* _INSTRUCTIONS TO FOLLOW_: Identify the lines that contain the word "JSON", then copy them.
◆ ◆ ◆ ◆
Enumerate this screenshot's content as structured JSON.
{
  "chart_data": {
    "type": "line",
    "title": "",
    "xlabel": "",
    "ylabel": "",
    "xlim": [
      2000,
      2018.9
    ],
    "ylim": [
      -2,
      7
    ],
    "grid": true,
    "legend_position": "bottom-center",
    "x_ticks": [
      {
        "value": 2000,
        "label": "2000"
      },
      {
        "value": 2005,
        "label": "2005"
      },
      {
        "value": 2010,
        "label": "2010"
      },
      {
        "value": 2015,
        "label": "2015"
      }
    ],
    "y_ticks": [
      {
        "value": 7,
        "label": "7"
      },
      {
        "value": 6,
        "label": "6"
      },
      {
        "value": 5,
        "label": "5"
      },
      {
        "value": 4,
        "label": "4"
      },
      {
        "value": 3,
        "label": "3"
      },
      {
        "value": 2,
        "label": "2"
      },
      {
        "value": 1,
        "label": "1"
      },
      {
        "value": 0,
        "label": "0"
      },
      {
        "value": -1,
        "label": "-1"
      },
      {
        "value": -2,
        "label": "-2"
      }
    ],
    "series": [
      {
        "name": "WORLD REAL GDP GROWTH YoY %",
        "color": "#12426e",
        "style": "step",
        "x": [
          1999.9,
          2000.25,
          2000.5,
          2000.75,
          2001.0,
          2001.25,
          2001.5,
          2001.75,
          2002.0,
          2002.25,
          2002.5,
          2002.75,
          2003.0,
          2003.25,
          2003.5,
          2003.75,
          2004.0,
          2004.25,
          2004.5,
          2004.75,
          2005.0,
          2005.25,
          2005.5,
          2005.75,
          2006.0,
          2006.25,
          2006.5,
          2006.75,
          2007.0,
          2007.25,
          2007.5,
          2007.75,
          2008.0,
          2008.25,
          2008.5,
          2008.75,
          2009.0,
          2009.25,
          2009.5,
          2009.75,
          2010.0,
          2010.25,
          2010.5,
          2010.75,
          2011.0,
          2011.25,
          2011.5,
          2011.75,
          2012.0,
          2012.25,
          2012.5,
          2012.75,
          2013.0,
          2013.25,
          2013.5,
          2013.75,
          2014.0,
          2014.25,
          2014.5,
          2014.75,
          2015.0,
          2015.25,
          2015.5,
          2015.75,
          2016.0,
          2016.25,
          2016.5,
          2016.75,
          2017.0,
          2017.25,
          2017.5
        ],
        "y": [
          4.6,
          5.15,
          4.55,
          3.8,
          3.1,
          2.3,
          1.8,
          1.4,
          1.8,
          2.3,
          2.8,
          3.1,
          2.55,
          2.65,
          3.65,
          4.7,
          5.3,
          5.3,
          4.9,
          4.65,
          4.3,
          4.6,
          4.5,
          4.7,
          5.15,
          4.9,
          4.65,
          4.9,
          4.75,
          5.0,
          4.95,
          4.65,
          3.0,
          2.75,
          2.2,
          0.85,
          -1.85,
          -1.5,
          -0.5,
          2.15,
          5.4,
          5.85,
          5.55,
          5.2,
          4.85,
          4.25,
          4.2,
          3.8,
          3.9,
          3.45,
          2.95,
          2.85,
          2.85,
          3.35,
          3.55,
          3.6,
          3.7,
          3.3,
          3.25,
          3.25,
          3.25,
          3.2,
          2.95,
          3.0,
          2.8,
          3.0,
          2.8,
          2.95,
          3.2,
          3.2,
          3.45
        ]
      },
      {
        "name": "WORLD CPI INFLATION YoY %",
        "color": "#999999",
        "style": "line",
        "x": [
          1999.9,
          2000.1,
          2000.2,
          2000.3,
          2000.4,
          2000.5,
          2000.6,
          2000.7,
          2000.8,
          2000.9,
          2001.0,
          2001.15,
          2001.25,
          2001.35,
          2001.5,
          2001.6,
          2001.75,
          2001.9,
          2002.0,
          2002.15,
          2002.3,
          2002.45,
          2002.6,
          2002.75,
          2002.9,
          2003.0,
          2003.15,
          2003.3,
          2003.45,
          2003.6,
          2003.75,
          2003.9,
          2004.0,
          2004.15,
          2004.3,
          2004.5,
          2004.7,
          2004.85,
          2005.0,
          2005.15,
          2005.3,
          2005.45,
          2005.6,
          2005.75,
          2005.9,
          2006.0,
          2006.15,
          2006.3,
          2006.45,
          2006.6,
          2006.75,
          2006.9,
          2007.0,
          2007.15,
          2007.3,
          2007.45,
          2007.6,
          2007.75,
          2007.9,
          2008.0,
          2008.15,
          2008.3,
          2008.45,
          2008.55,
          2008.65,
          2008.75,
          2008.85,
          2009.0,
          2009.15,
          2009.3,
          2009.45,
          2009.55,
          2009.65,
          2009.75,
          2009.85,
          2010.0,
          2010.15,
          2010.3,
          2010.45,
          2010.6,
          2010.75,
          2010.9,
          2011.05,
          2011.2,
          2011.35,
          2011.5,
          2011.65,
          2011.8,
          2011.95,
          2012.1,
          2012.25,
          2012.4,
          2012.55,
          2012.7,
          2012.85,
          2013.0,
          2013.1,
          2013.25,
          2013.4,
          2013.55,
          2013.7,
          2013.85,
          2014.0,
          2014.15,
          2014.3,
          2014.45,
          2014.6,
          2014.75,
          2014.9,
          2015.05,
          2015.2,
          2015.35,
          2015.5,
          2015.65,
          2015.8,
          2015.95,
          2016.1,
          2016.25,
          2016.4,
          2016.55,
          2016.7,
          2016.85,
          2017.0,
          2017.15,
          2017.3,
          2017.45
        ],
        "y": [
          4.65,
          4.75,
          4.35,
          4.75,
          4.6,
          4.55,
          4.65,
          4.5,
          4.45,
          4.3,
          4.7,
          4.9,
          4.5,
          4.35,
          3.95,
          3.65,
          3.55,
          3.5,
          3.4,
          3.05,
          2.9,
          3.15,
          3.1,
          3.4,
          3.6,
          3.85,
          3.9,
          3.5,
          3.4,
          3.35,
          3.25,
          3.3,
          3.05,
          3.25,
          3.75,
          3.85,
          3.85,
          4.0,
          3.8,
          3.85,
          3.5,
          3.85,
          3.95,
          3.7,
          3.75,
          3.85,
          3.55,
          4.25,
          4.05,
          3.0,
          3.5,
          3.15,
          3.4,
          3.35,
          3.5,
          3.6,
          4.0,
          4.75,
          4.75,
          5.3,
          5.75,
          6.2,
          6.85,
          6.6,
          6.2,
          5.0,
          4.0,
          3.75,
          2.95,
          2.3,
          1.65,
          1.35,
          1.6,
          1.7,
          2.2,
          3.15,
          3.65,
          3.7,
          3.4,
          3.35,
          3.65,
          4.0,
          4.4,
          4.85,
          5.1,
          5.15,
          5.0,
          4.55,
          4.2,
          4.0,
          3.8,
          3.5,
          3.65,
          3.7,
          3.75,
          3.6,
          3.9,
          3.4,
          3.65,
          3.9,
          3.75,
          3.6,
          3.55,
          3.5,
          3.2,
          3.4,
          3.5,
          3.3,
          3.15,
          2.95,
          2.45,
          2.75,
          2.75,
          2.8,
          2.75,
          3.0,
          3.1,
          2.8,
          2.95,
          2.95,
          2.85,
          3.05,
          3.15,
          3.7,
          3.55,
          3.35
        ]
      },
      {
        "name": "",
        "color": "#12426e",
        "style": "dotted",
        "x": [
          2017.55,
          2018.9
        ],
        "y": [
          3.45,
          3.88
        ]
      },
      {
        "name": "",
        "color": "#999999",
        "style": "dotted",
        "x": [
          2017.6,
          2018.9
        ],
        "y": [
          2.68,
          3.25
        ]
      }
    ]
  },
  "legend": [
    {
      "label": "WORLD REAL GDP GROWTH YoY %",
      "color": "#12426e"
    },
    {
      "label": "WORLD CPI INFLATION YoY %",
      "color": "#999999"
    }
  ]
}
◆ ◆ ◆ ◆
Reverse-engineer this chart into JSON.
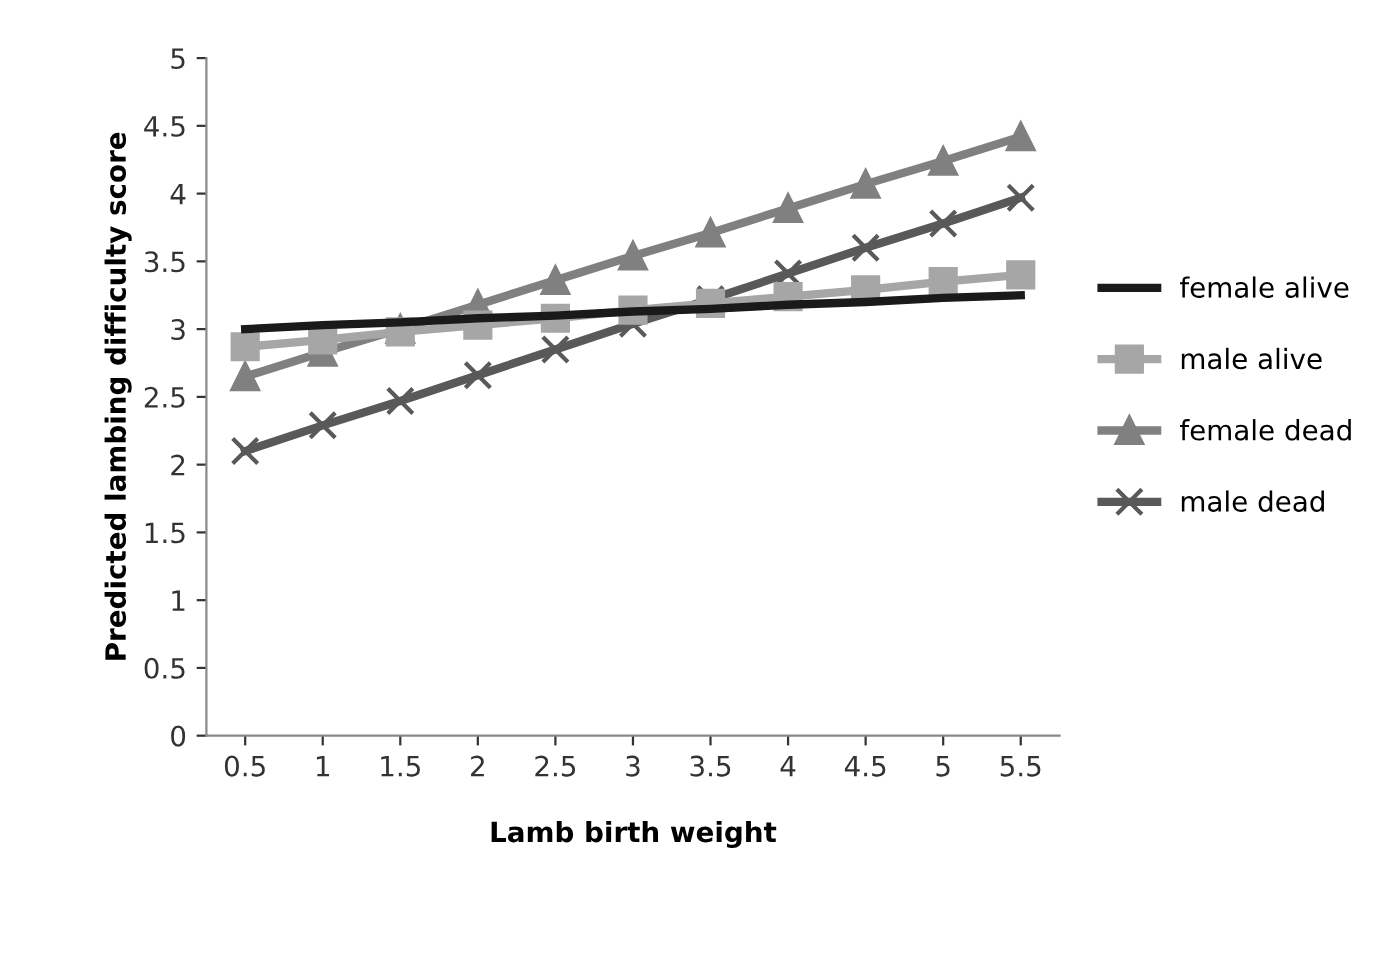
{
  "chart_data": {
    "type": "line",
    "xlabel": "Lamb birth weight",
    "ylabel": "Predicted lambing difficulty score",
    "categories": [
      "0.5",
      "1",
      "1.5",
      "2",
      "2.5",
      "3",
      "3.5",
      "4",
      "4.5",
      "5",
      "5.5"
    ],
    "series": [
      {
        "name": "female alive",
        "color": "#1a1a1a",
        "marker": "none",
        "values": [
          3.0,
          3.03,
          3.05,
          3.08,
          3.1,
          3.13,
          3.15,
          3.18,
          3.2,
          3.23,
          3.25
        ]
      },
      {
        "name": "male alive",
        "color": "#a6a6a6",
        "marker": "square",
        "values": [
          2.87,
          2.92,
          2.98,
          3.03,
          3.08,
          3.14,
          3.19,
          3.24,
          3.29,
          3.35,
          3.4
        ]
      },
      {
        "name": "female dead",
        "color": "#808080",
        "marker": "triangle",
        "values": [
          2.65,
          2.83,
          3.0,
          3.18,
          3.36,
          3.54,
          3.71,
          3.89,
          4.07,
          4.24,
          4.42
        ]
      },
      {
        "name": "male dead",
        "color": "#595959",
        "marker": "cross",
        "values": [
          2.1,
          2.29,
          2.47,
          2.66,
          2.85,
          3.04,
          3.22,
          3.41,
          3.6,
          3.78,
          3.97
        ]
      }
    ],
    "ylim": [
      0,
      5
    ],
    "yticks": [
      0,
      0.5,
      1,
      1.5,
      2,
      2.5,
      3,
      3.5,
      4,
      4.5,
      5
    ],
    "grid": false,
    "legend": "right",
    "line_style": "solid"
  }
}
◆ ◆ ◆ ◆
* _WRITTEN REPLY_:
Enumerate this screenshot's content as structured JSON.
Reverse-engineer this chart into JSON.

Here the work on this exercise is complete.